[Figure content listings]
-- Begin --
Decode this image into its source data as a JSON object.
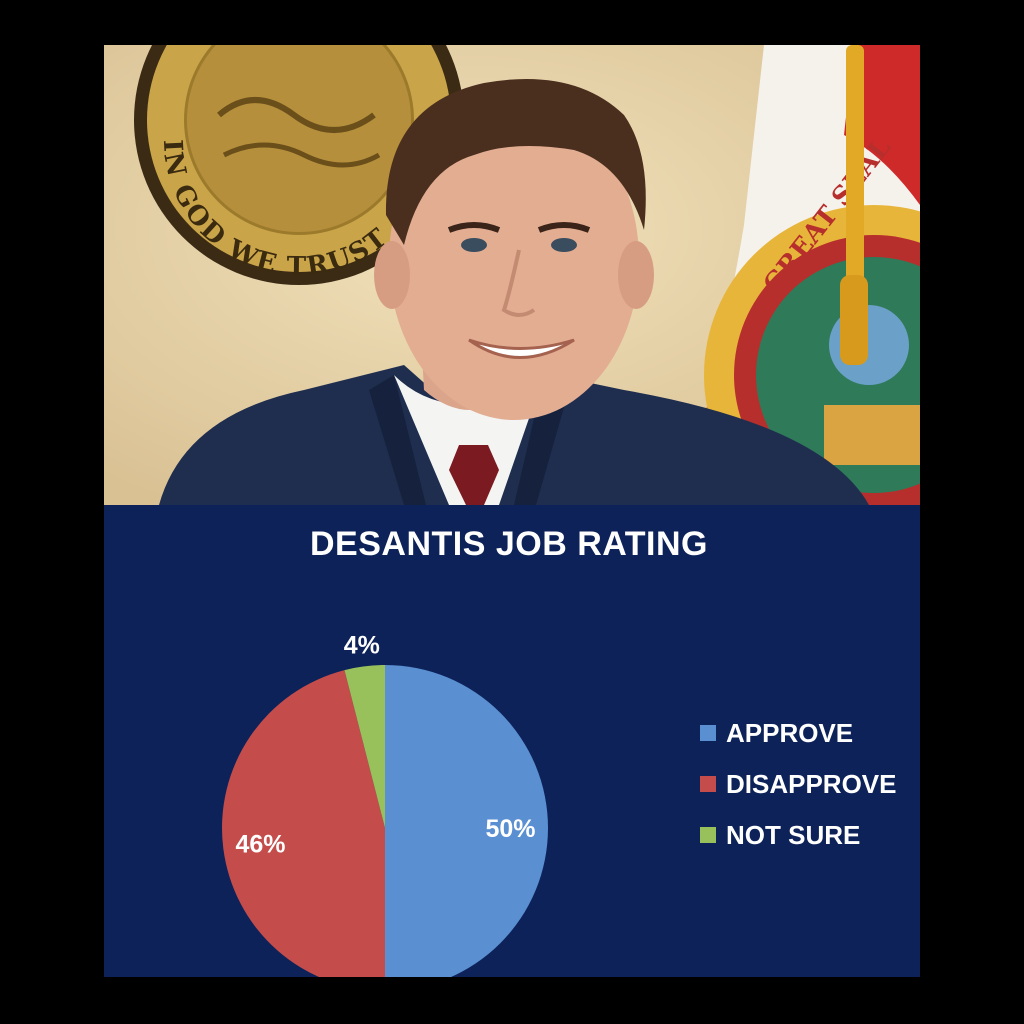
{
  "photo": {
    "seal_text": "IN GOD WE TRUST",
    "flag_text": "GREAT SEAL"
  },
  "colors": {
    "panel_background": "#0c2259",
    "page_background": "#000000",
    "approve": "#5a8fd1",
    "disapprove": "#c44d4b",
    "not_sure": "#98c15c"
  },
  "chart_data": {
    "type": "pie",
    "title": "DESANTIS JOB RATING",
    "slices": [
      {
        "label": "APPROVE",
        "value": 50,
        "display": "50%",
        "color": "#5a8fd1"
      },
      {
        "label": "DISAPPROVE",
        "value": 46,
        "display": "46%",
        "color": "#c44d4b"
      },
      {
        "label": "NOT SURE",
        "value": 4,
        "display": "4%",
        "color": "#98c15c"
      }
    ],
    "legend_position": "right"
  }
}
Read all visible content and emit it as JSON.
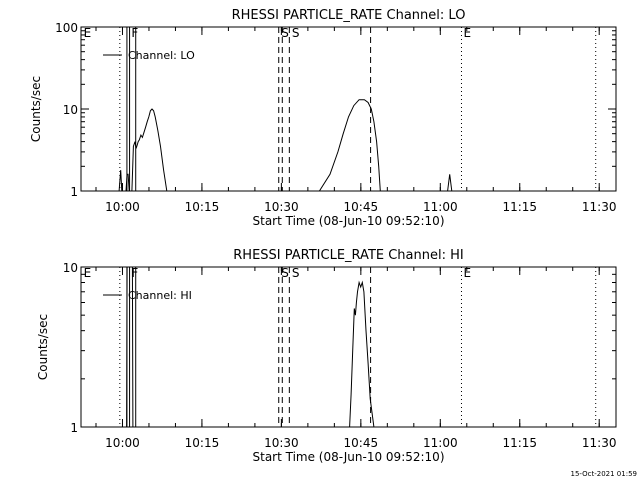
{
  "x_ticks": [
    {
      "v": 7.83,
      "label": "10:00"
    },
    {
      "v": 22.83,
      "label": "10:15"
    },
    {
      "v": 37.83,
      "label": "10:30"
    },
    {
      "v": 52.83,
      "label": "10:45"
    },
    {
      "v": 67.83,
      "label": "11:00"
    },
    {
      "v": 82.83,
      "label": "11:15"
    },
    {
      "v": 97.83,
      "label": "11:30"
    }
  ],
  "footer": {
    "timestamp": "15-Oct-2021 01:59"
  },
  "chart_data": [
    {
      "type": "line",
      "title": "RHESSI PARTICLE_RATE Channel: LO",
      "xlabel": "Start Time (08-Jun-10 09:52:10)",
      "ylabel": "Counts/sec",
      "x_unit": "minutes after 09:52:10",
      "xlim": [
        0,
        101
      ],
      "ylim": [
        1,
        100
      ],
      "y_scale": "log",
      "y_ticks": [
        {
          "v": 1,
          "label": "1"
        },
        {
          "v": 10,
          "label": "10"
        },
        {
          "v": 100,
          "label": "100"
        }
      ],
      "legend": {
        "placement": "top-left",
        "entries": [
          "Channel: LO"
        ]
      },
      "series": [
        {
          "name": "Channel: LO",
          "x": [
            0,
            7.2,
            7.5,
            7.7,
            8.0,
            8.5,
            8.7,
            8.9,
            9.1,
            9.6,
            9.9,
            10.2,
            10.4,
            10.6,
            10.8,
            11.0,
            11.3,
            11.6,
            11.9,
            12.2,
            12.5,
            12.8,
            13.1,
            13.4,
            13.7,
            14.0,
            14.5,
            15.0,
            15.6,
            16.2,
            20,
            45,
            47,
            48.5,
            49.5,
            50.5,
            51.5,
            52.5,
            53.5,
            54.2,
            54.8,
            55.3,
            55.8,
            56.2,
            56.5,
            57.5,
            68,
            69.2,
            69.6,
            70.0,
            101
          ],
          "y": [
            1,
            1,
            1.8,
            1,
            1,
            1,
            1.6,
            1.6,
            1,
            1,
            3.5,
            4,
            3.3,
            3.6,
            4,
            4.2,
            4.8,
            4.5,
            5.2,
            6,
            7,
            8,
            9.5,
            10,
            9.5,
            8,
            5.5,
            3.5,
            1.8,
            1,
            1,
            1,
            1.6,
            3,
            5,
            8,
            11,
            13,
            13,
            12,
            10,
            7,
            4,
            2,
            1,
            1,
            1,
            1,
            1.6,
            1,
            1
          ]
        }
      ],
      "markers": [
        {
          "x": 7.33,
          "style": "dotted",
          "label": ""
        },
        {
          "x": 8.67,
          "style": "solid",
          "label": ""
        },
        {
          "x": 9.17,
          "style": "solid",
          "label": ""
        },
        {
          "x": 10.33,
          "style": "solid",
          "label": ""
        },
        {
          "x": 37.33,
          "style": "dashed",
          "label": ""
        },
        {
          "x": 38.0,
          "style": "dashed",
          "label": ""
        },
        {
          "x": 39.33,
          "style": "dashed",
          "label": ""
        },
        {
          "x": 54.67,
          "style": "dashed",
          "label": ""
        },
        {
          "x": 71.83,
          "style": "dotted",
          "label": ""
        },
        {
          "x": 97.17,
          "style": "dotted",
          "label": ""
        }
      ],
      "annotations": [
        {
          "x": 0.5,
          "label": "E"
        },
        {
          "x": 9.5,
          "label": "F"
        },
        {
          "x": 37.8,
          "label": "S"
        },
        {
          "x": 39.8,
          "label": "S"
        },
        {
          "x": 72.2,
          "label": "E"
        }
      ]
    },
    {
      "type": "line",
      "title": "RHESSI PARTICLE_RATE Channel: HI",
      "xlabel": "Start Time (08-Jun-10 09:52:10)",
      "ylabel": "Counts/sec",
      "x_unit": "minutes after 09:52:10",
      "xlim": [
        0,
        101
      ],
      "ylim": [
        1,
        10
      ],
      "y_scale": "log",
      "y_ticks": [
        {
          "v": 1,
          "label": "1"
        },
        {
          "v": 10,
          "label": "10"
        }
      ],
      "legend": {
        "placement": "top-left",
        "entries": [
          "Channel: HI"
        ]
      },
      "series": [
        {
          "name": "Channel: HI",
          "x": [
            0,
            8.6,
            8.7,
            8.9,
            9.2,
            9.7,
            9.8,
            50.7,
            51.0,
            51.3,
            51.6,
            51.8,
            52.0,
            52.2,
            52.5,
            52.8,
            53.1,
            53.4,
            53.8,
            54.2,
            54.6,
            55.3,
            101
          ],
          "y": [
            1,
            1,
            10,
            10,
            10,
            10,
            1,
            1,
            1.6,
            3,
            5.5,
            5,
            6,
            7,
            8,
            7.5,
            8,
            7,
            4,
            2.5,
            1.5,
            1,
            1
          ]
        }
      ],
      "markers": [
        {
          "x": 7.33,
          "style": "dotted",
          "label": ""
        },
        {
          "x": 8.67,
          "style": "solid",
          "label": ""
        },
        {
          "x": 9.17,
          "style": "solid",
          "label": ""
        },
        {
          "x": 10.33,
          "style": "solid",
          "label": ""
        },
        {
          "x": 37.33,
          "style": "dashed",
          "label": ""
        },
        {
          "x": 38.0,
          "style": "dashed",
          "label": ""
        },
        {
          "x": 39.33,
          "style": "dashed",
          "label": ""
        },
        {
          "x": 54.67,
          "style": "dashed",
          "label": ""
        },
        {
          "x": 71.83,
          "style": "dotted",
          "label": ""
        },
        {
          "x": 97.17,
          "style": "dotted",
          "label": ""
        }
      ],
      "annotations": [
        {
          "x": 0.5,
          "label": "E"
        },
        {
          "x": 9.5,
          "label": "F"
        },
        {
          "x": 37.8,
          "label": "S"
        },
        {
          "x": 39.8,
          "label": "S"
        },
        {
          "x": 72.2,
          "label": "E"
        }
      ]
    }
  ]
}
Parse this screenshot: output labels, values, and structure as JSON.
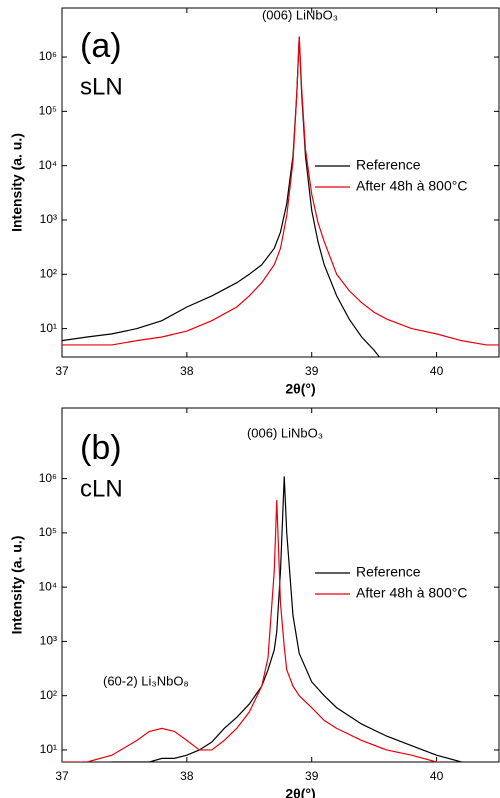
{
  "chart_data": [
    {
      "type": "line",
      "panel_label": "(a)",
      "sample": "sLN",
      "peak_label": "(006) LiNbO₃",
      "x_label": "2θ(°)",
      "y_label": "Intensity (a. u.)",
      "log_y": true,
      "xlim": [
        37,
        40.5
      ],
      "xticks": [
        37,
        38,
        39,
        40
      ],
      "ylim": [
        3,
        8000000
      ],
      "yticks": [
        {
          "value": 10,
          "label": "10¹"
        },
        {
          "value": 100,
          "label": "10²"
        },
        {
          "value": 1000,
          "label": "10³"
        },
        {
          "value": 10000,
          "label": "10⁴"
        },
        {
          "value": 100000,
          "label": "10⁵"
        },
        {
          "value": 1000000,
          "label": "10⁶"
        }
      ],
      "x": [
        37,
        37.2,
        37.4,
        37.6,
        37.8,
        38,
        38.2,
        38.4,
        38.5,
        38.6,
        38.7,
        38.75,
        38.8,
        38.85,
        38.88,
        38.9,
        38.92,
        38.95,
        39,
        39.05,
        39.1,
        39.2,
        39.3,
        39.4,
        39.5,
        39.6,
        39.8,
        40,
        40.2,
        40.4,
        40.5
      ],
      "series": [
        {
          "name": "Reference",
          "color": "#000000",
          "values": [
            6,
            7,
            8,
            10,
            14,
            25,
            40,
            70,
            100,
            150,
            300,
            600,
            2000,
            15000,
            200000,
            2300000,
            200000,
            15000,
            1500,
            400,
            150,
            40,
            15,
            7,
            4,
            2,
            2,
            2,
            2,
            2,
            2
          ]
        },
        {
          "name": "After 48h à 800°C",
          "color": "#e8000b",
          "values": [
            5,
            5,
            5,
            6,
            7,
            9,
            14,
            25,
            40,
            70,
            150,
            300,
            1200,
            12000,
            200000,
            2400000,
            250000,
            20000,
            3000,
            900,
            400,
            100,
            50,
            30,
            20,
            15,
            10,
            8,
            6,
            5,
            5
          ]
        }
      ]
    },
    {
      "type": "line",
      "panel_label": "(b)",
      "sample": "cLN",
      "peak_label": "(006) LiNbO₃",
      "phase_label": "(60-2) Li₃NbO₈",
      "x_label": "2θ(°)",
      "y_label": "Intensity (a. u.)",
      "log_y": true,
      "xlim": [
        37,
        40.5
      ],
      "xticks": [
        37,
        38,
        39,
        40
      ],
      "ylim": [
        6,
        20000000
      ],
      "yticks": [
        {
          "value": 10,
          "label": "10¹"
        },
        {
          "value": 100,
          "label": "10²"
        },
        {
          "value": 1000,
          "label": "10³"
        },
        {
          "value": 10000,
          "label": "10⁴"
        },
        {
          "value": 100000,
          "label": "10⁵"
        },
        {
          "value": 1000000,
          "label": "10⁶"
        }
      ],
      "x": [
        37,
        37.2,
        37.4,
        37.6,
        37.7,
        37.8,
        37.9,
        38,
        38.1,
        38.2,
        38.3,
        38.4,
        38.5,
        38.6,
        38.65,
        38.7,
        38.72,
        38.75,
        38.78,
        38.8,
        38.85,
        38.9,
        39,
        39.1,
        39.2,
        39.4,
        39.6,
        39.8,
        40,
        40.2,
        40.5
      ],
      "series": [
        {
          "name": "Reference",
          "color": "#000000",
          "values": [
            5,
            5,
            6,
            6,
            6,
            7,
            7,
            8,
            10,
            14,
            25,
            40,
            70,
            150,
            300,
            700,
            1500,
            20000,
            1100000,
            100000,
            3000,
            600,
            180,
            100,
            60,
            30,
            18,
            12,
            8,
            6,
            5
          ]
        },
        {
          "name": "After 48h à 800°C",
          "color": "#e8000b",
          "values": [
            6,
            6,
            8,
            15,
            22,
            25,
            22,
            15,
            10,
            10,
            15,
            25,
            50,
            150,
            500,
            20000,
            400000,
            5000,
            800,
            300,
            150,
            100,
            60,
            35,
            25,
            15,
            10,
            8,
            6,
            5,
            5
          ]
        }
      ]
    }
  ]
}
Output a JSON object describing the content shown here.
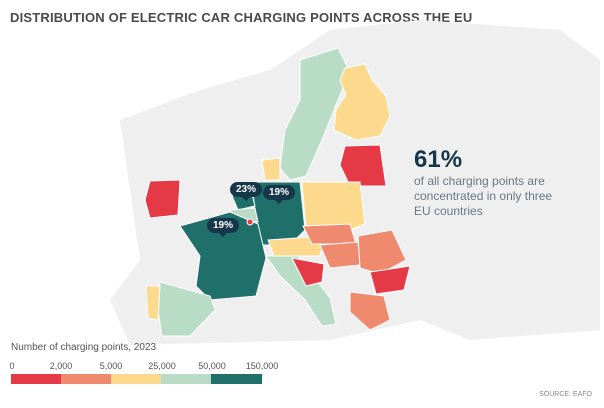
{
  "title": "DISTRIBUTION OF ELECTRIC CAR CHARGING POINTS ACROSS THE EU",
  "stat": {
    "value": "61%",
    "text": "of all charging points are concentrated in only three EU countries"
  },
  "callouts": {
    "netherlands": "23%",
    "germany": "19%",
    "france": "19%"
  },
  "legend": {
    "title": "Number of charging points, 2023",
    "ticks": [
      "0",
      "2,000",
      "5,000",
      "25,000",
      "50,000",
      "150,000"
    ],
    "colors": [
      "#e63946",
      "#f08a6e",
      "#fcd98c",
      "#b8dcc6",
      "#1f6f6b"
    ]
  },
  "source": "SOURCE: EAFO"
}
-- End --
Directive:
Of all the lines in the listing above, how many include "JSON"? Write only the number.

Result for this task:
4